Opdrachten:
(1) Noem alle gebreken waarover de huurders volgens het vonnis over de huurgebreken hebben geklaagd.
(2) Vul het vonnis over de huurgebreken aan vanaf het laatste getoonde punt.
━━━ Te lezen fragment
ECLI:NL:RBMNE:2021:3169

Rechtbank Midden-Nederland

Datum uitspraak
16 juli 2021
Publicatiedatum
16 juli 2021
Zaaknummer
9204287 UV EXPL 21-72 LT/4405
Instantie
Rechtbank Midden-Nederland
Type
Uitspraak
Rechtsgebied
Civiel recht
Procedures
  • Kort geding
Vindplaatsen
  • Rechtspraak.nl
AI samenvatting door LexboostAutomatisch gegenereerd

Huurders vorderen herstel gebreken en huurprijsvermindering in kort geding tegen verhuurder

In deze zaak hebben de huurders van een appartementencomplex, aangeduid als [eiser c.s.], de verhuurder, Stichting Bo-Ex '91, gedagvaard in kort geding. De huurders vorderen herstel van gebreken in hun appartement en een huurprijsvermindering van 40% vanwege de slechte staat van het gehuurde. De huurders hebben klachten geuit over vocht, schimmel en lekkages, en stellen dat deze gebreken al jarenlang bestaan. De voorzieningenrechter heeft op 1 juni 2021 een mondelinge behandeling gehouden, waarbij partijen hun standpunten hebben toegelicht. De voorzieningenrechter heeft vastgesteld dat de huurders onvoldoende bewijs hebben geleverd dat de gebreken in de zin van artikel 7:204 lid 2 van het Burgerlijk Wetboek bestaan. De rechter oordeelt dat de vorderingen van de huurders worden afgewezen, omdat niet is aangetoond dat de gebreken aan de verhuurder kunnen worden toegerekend. De voorzieningenrechter heeft ook opgemerkt dat Bo-Ex bereid is om klachten te onderzoeken en op te lossen, maar dat dit niet betekent dat alle klachten automatisch de verantwoordelijkheid van Bo-Ex zijn. De huurders worden veroordeeld in de proceskosten van de verhuurder.

Uitspraak

RECHTBANK MIDDEN-NEDERLAND

Civiel recht
voorzieningenrechter
locatie Utrecht
zaaknummer: 9204287 UV EXPL 21-72 LT/4405
Kort geding vonnis van 16 juli 2021
inzake

1.[eiser]

2.
[eiseres],
beiden wonend in [woonplaats ] ,
verder ook gezamenlijk te noemen: [eiser c.s.] (mannelijk enkelvoud),
eisende partijen,
gemachtigde: B.E.J.M. Tomlow,
tegen:
de stichting
Stichting Bo-Ex '91,
gevestigd en kantoorhoudend in Utrecht,
verder ook te noemen: Bo‑Ex,
gedaagde partij,
gemachtigde: mr. D. Pranjic.

1.De procedure

1.1.
[eiser c.s.] heeft Bo‑Ex op 11 mei 2021 gedagvaard in kort geding. Voorafgaand aan de mondelinge behandeling heeft de rechtbank een ‘conclusie van antwoord in kort geding’ met producties ontvangen van Bo‑Ex. [eiser c.s.] heeft voor de zitting nog aanvullende producties en een vermeerdering van eis toegestuurd.
1.2.
━━━━━━
━━━ Gegevensset
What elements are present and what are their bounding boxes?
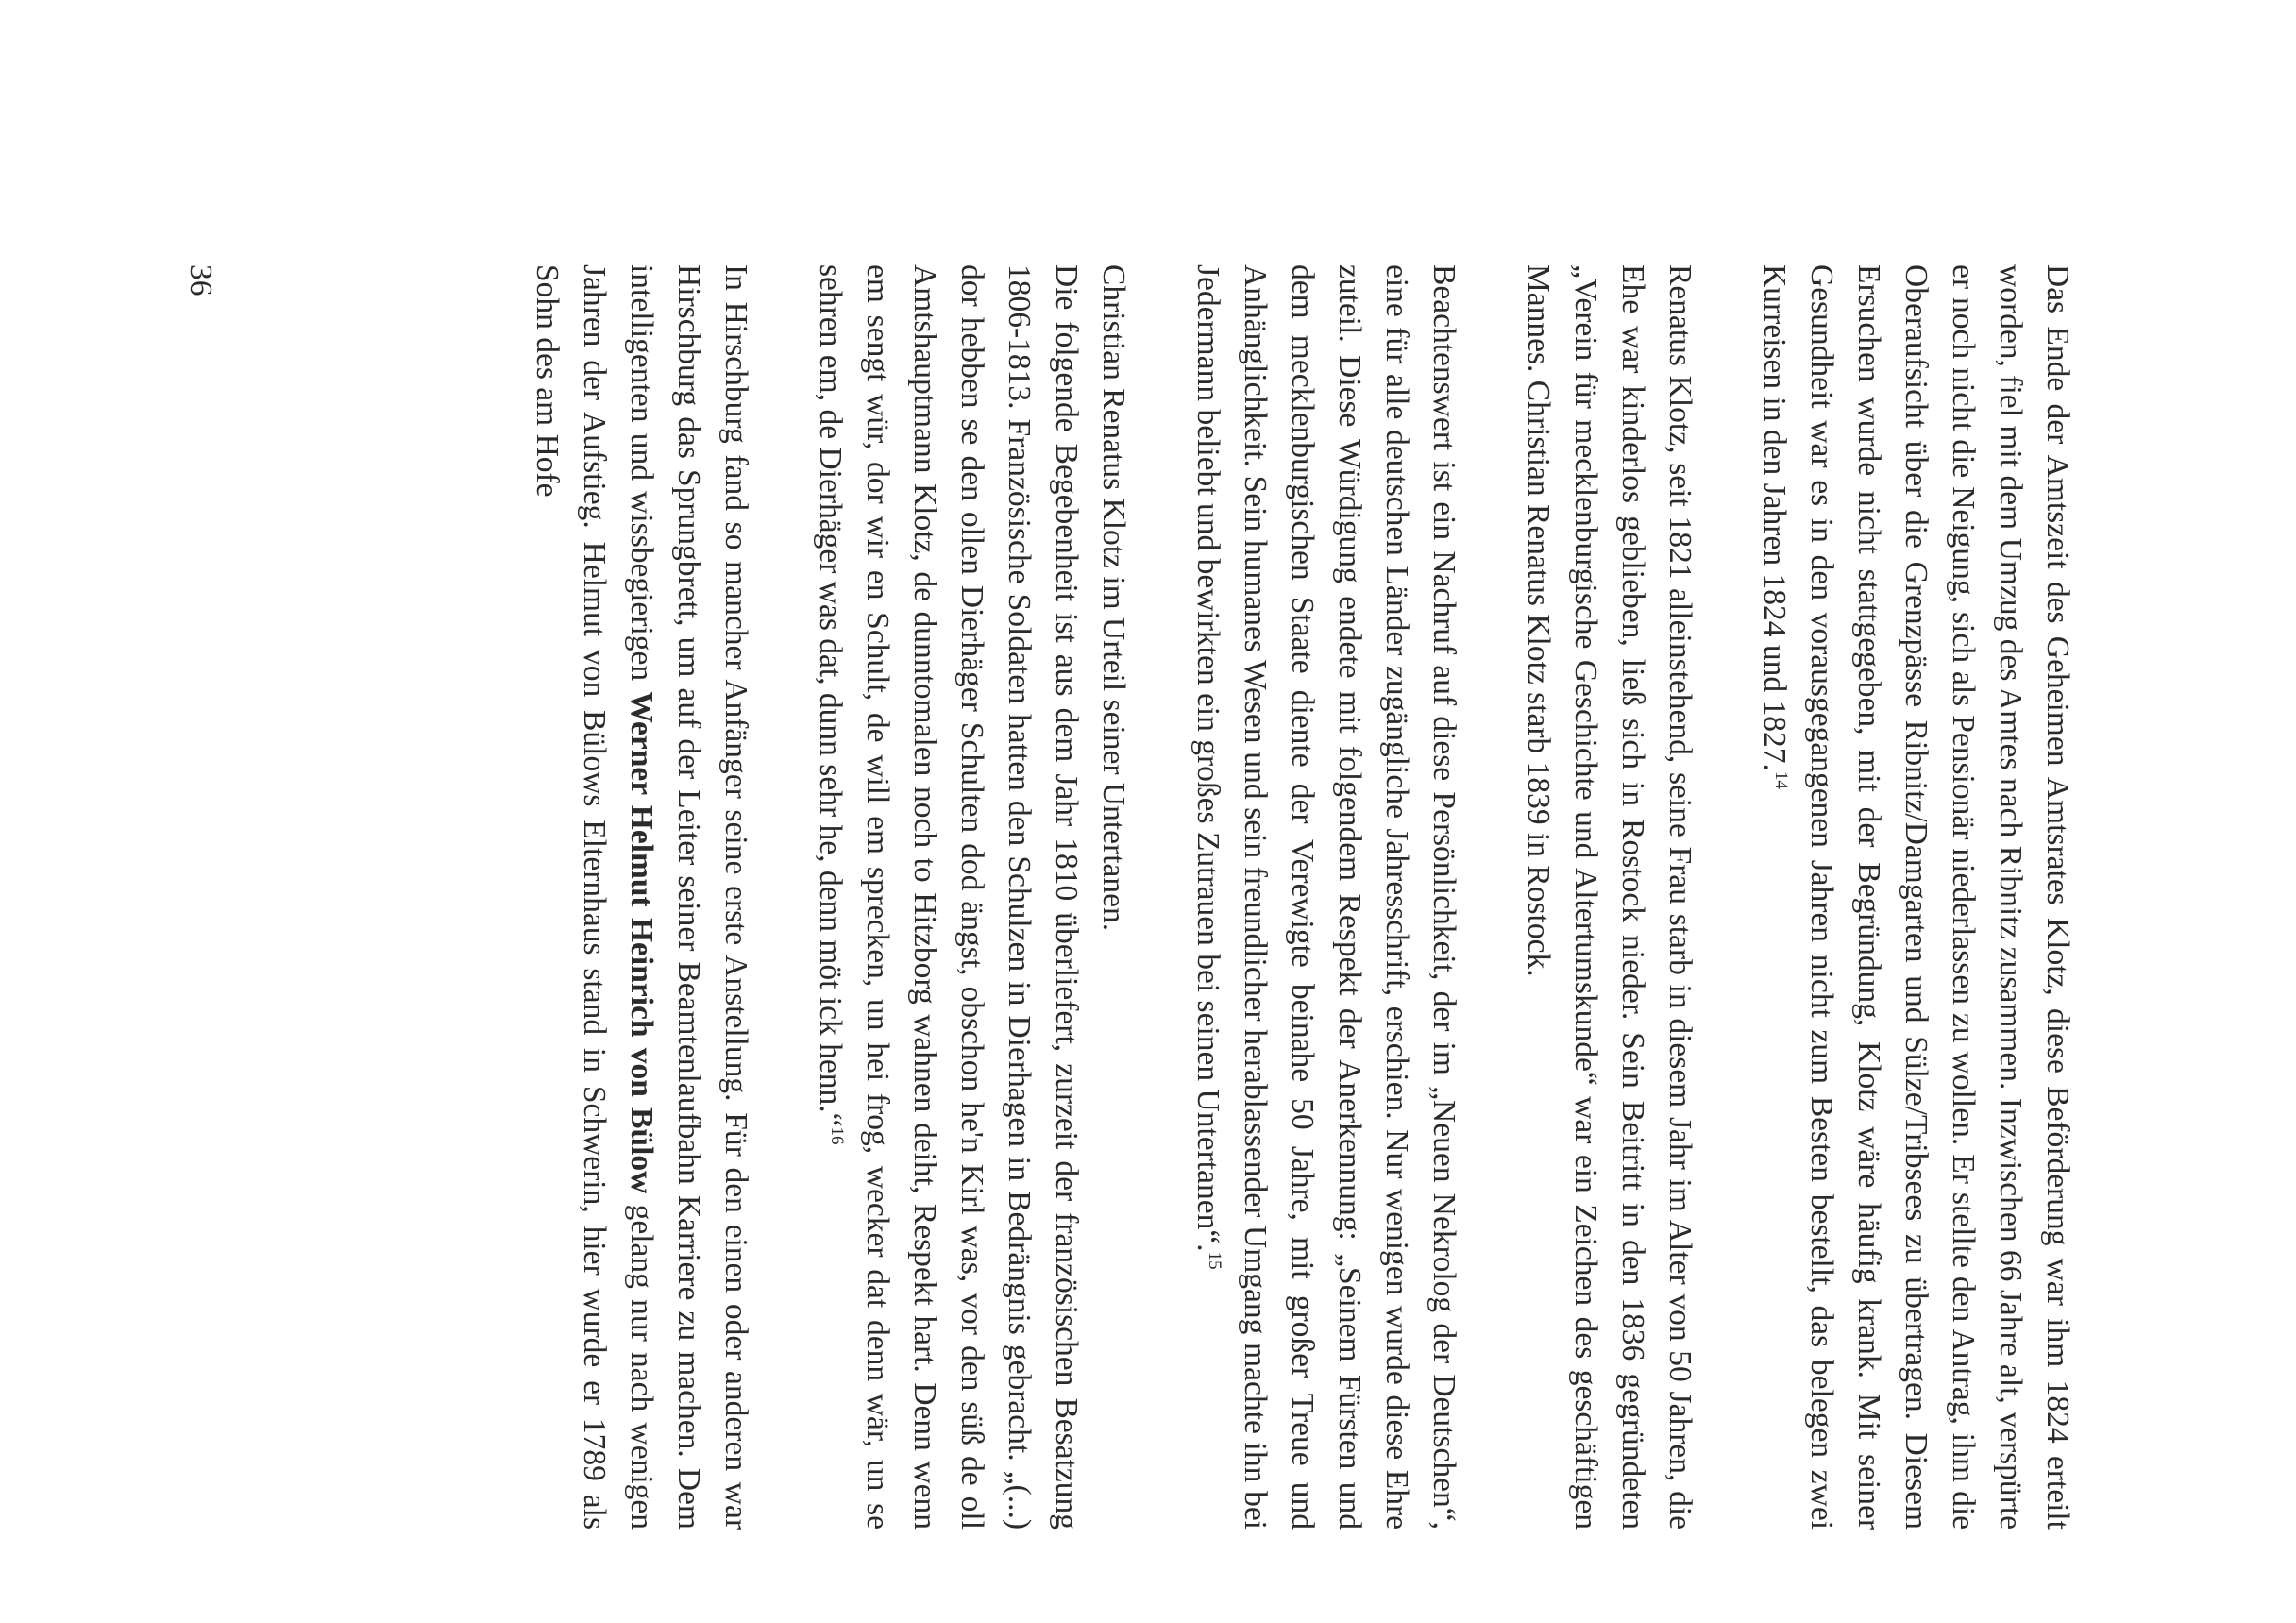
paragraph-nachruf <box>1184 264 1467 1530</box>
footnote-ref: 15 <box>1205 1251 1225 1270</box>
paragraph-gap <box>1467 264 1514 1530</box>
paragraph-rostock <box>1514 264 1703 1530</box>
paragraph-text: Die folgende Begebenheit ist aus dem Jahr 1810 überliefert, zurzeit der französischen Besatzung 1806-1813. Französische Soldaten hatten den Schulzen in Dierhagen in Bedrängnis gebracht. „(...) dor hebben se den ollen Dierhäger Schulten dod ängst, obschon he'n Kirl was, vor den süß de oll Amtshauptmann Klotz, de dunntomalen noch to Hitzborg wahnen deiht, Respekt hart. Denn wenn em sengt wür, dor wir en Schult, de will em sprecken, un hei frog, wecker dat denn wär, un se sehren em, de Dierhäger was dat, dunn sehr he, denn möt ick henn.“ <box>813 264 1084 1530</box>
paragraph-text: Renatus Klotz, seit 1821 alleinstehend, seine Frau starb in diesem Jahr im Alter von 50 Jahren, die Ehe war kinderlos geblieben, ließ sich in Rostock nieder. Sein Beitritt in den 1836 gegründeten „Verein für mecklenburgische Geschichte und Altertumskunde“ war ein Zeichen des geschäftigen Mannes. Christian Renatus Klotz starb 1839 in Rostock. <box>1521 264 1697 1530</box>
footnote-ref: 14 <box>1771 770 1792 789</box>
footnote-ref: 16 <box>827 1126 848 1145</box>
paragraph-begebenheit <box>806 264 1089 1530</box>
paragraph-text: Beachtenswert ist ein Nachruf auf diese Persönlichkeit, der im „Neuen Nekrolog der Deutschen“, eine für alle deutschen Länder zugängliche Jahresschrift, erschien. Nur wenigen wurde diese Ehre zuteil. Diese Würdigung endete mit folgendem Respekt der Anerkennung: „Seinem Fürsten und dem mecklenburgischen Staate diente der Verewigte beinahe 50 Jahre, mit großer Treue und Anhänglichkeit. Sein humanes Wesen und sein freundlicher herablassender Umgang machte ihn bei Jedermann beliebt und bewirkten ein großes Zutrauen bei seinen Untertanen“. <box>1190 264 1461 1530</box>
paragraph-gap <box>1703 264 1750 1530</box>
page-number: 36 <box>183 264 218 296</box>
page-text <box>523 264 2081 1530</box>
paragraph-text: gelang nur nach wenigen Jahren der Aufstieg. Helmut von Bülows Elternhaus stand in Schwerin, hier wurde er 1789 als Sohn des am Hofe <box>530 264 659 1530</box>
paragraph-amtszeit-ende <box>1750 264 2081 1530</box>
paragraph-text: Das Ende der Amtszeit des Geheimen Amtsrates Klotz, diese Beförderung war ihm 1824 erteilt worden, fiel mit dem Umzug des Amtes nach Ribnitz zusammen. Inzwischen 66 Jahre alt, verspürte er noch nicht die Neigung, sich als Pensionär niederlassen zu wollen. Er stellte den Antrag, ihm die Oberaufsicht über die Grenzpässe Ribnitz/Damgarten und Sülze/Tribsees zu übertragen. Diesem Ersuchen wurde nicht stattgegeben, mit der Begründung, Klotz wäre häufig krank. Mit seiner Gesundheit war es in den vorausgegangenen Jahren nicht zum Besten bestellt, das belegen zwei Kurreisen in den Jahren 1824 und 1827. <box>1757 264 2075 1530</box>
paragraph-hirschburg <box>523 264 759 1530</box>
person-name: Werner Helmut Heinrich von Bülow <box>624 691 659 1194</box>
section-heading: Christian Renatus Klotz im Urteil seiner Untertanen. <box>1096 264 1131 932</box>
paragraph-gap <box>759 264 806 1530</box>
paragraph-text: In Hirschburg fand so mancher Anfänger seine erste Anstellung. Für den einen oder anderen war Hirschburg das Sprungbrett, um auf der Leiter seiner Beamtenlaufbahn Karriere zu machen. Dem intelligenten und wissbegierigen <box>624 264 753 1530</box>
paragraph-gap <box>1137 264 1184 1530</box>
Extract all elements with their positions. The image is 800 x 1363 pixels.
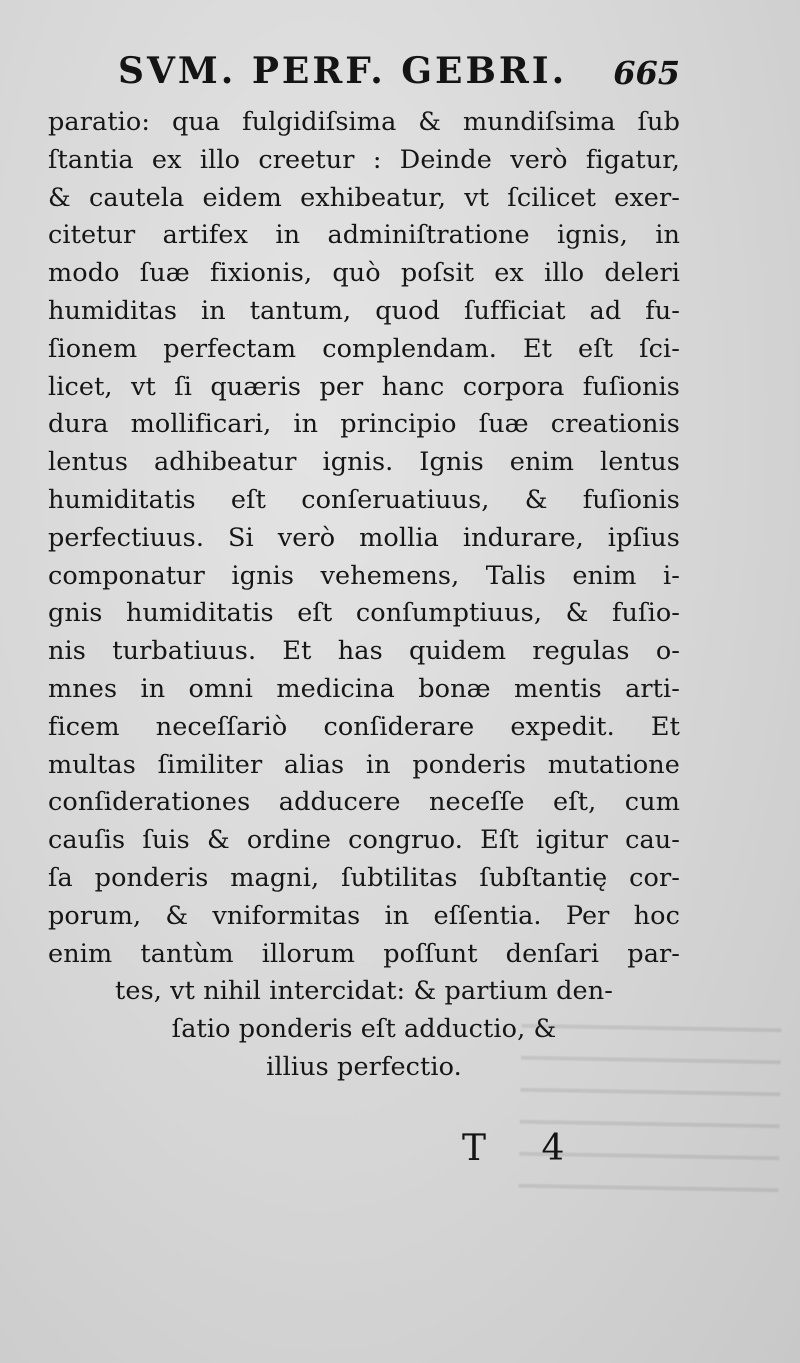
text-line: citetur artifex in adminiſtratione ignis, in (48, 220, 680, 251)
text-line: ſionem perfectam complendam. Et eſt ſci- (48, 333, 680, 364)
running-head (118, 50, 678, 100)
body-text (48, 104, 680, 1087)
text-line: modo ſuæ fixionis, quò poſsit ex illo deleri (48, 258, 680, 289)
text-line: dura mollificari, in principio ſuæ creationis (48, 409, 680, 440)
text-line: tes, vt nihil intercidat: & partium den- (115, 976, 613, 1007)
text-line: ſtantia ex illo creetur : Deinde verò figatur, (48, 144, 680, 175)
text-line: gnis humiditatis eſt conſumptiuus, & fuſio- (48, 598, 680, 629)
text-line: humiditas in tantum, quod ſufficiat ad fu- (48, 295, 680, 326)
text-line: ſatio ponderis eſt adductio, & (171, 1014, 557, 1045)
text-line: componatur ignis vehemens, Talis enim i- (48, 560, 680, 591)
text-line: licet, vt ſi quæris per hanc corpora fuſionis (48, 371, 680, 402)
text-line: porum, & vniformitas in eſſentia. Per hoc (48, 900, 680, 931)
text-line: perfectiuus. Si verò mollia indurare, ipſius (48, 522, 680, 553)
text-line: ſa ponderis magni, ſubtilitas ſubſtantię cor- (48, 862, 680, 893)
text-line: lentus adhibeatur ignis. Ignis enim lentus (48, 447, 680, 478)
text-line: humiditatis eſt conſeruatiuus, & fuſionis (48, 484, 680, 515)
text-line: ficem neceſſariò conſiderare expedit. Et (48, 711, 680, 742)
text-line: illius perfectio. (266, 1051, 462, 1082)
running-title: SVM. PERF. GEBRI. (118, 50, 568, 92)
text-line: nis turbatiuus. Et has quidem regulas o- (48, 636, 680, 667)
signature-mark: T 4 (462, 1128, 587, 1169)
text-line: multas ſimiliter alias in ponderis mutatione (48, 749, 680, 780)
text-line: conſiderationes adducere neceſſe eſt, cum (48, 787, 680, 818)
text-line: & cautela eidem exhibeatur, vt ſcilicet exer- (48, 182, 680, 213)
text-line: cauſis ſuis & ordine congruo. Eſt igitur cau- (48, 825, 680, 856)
━━━━━━
Uitgewerkte opdrachten:
(1) Vocht, schimmel en lekkages.

(2)
De mondelinge behandeling heeft plaatsgevonden op 1 juni 2021. Tijdens deze mondeling behandeling hebben de gemachtigden van partijen een pleitnota voorgedragen en is de zaak met partijen en hun gemachtigden besproken. De griffier heeft aantekeningen gemaakt van deze zitting. De zaak is vervolgens tot 30 juni 2021 aangehouden om te bezien of partijen samen tot een schikking konden komen. Partijen hebben de voorzieningenrechter op 30 juni 2021 laten weten dat zij (nog) geen schikking hebben bereikt. De voorzieningenrechter heeft vervolgens besloten dat vandaag uitspraak wordt gedaan.

2.De feiten

2.1.
[eiser c.s.] huurt van Bo‑Ex het appartement aan de [adres] in [woonplaats ] (hierna: het gehuurde). Het gehuurde maakt onderdeel uit van een appartementencomplex uit 1969 met in totaal 116 appartementen. Het gehele appartementencomplex is in eigendom van Bo‑Ex.
2.2.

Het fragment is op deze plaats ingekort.